[Records about charts and figures]
*****
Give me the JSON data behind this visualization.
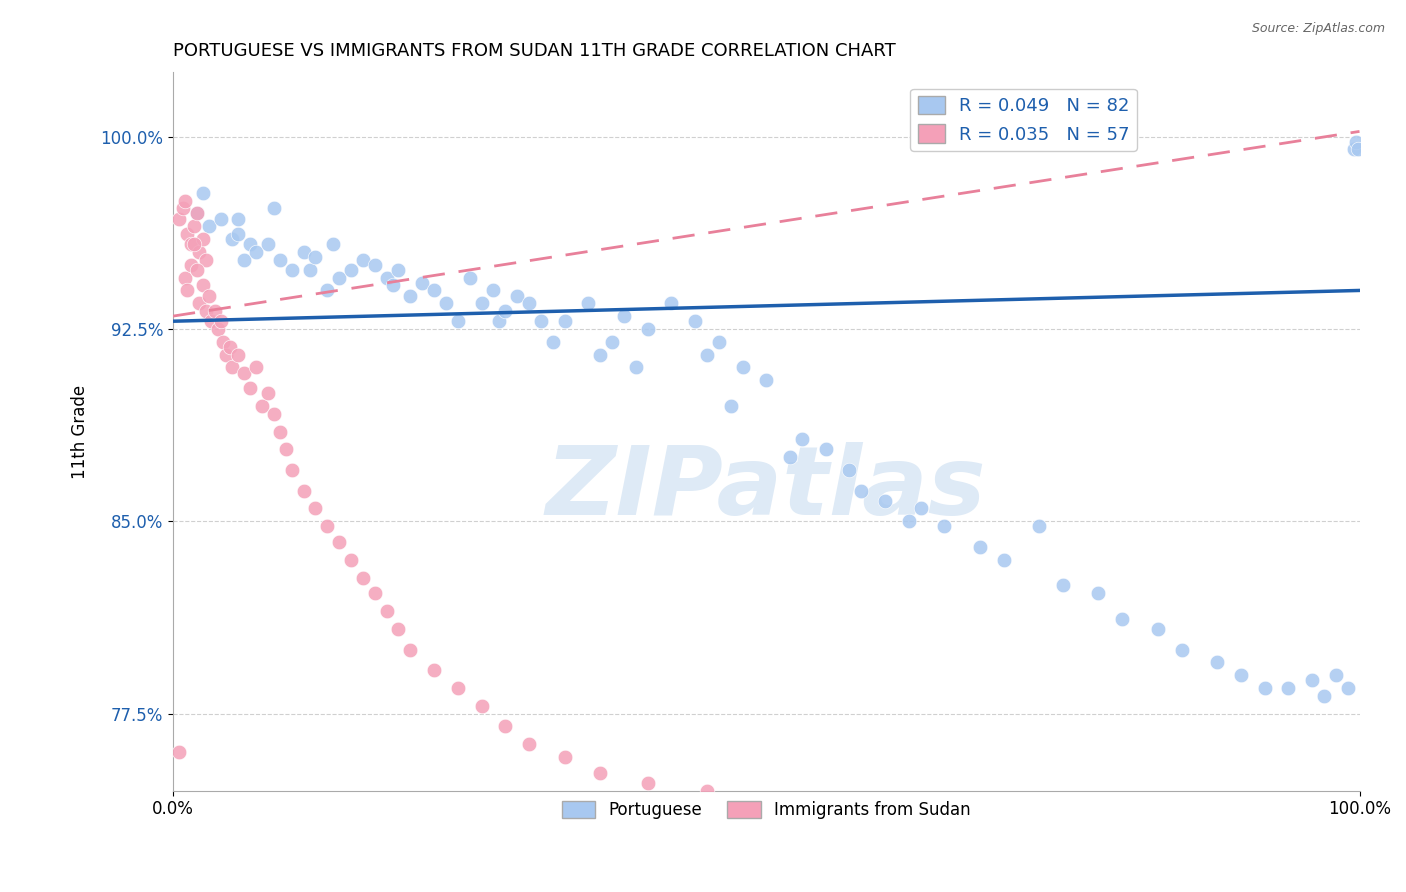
{
  "title": "PORTUGUESE VS IMMIGRANTS FROM SUDAN 11TH GRADE CORRELATION CHART",
  "source": "Source: ZipAtlas.com",
  "ylabel": "11th Grade",
  "blue_label": "Portuguese",
  "pink_label": "Immigrants from Sudan",
  "blue_R": 0.049,
  "blue_N": 82,
  "pink_R": 0.035,
  "pink_N": 57,
  "blue_color": "#A8C8F0",
  "pink_color": "#F4A0B8",
  "blue_line_color": "#1E5FAD",
  "pink_line_color": "#E8809A",
  "xlim": [
    0.0,
    1.0
  ],
  "ylim": [
    0.745,
    1.025
  ],
  "yticks": [
    0.775,
    0.85,
    0.925,
    1.0
  ],
  "ytick_labels": [
    "77.5%",
    "85.0%",
    "92.5%",
    "100.0%"
  ],
  "watermark": "ZIPatlas",
  "background_color": "#ffffff",
  "blue_x": [
    0.02,
    0.025,
    0.03,
    0.04,
    0.05,
    0.055,
    0.06,
    0.065,
    0.07,
    0.08,
    0.09,
    0.1,
    0.11,
    0.115,
    0.12,
    0.13,
    0.135,
    0.14,
    0.15,
    0.16,
    0.17,
    0.18,
    0.185,
    0.19,
    0.2,
    0.21,
    0.22,
    0.23,
    0.24,
    0.25,
    0.26,
    0.27,
    0.275,
    0.28,
    0.29,
    0.3,
    0.31,
    0.32,
    0.33,
    0.35,
    0.36,
    0.37,
    0.38,
    0.39,
    0.4,
    0.42,
    0.44,
    0.45,
    0.46,
    0.47,
    0.48,
    0.5,
    0.52,
    0.53,
    0.55,
    0.57,
    0.58,
    0.6,
    0.62,
    0.63,
    0.65,
    0.68,
    0.7,
    0.73,
    0.75,
    0.78,
    0.8,
    0.83,
    0.85,
    0.88,
    0.9,
    0.92,
    0.94,
    0.96,
    0.97,
    0.98,
    0.99,
    0.995,
    0.997,
    0.999,
    0.055,
    0.085
  ],
  "blue_y": [
    0.97,
    0.978,
    0.965,
    0.968,
    0.96,
    0.962,
    0.952,
    0.958,
    0.955,
    0.958,
    0.952,
    0.948,
    0.955,
    0.948,
    0.953,
    0.94,
    0.958,
    0.945,
    0.948,
    0.952,
    0.95,
    0.945,
    0.942,
    0.948,
    0.938,
    0.943,
    0.94,
    0.935,
    0.928,
    0.945,
    0.935,
    0.94,
    0.928,
    0.932,
    0.938,
    0.935,
    0.928,
    0.92,
    0.928,
    0.935,
    0.915,
    0.92,
    0.93,
    0.91,
    0.925,
    0.935,
    0.928,
    0.915,
    0.92,
    0.895,
    0.91,
    0.905,
    0.875,
    0.882,
    0.878,
    0.87,
    0.862,
    0.858,
    0.85,
    0.855,
    0.848,
    0.84,
    0.835,
    0.848,
    0.825,
    0.822,
    0.812,
    0.808,
    0.8,
    0.795,
    0.79,
    0.785,
    0.785,
    0.788,
    0.782,
    0.79,
    0.785,
    0.995,
    0.998,
    0.995,
    0.968,
    0.972
  ],
  "pink_x": [
    0.005,
    0.008,
    0.01,
    0.012,
    0.015,
    0.018,
    0.02,
    0.022,
    0.025,
    0.028,
    0.01,
    0.012,
    0.015,
    0.018,
    0.02,
    0.022,
    0.025,
    0.028,
    0.03,
    0.032,
    0.035,
    0.038,
    0.04,
    0.042,
    0.045,
    0.048,
    0.05,
    0.055,
    0.06,
    0.065,
    0.07,
    0.075,
    0.08,
    0.085,
    0.09,
    0.095,
    0.1,
    0.11,
    0.12,
    0.13,
    0.14,
    0.15,
    0.16,
    0.17,
    0.18,
    0.19,
    0.2,
    0.22,
    0.24,
    0.26,
    0.28,
    0.3,
    0.33,
    0.36,
    0.4,
    0.45,
    0.005
  ],
  "pink_y": [
    0.968,
    0.972,
    0.975,
    0.962,
    0.958,
    0.965,
    0.97,
    0.955,
    0.96,
    0.952,
    0.945,
    0.94,
    0.95,
    0.958,
    0.948,
    0.935,
    0.942,
    0.932,
    0.938,
    0.928,
    0.932,
    0.925,
    0.928,
    0.92,
    0.915,
    0.918,
    0.91,
    0.915,
    0.908,
    0.902,
    0.91,
    0.895,
    0.9,
    0.892,
    0.885,
    0.878,
    0.87,
    0.862,
    0.855,
    0.848,
    0.842,
    0.835,
    0.828,
    0.822,
    0.815,
    0.808,
    0.8,
    0.792,
    0.785,
    0.778,
    0.77,
    0.763,
    0.758,
    0.752,
    0.748,
    0.745,
    0.76
  ]
}
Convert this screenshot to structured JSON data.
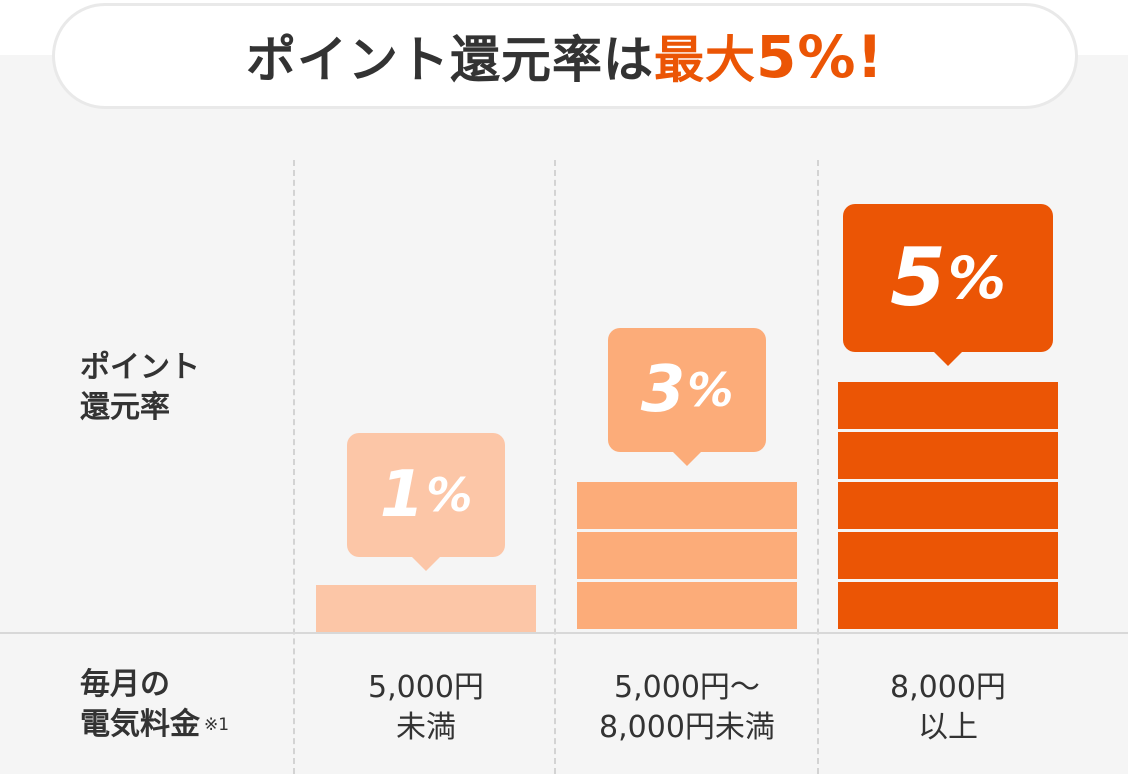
{
  "title": {
    "prefix": "ポイント還元率は",
    "accent": "最大",
    "max_value": "5%!"
  },
  "row_labels": {
    "rate": "ポイント\n還元率",
    "fee": "毎月の\n電気料金",
    "fee_note": "※1"
  },
  "colors": {
    "accent": "#eb5505",
    "light": "#fcc6a7",
    "medium": "#fcac79",
    "strong": "#eb5505",
    "divider": "#ffffff"
  },
  "chart_data": {
    "type": "bar",
    "categories": [
      "5,000円\n未満",
      "5,000円〜\n8,000円未満",
      "8,000円\n以上"
    ],
    "values": [
      1,
      3,
      5
    ],
    "labels": [
      "1%",
      "3%",
      "5%"
    ],
    "ylabel": "ポイント\n還元率",
    "xlabel": "毎月の\n電気料金※1",
    "ylim": [
      0,
      5
    ]
  }
}
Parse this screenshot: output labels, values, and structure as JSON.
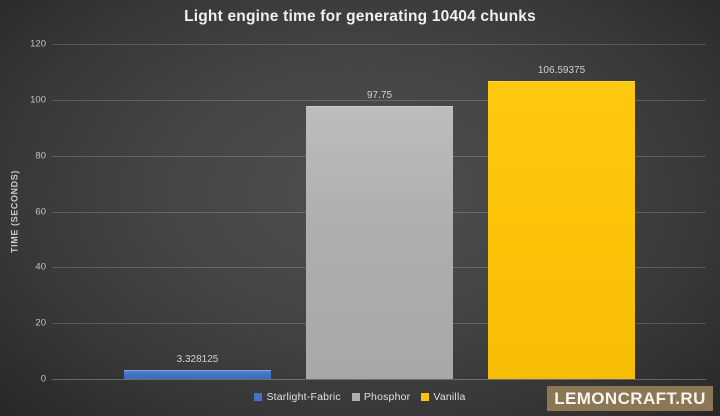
{
  "chart_data": {
    "type": "bar",
    "title": "Light engine time for generating 10404 chunks",
    "ylabel": "TIME (SECONDS)",
    "xlabel": "",
    "ylim": [
      0,
      120
    ],
    "yticks": [
      0,
      20,
      40,
      60,
      80,
      100,
      120
    ],
    "grid": true,
    "legend_position": "bottom",
    "categories": [
      "Starlight-Fabric",
      "Phosphor",
      "Vanilla"
    ],
    "values": [
      3.328125,
      97.75,
      106.59375
    ],
    "value_labels": [
      "3.328125",
      "97.75",
      "106.59375"
    ],
    "colors": [
      "#4472C4",
      "#AFAFAF",
      "#FEC206"
    ],
    "bar_gradients": [
      [
        "#5c89d8",
        "#4473c5",
        "#3f6cba"
      ],
      [
        "#bdbdbd",
        "#aeaeae",
        "#a8a8a8"
      ],
      [
        "#fdc90f",
        "#fcc307",
        "#f7bd04"
      ]
    ]
  },
  "watermark": {
    "text": "LEMONCRAFT.RU",
    "background": "#8B7756"
  }
}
*****
Short task.
Look through the lines above and collect those with the word "title".

Result.
  "title": "PORTUGUESE VS IMMIGRANTS FROM SUDAN 11TH GRADE CORRELATION CHART",
  "title": {
    "title": "Light engine time for generating 10404 chunks",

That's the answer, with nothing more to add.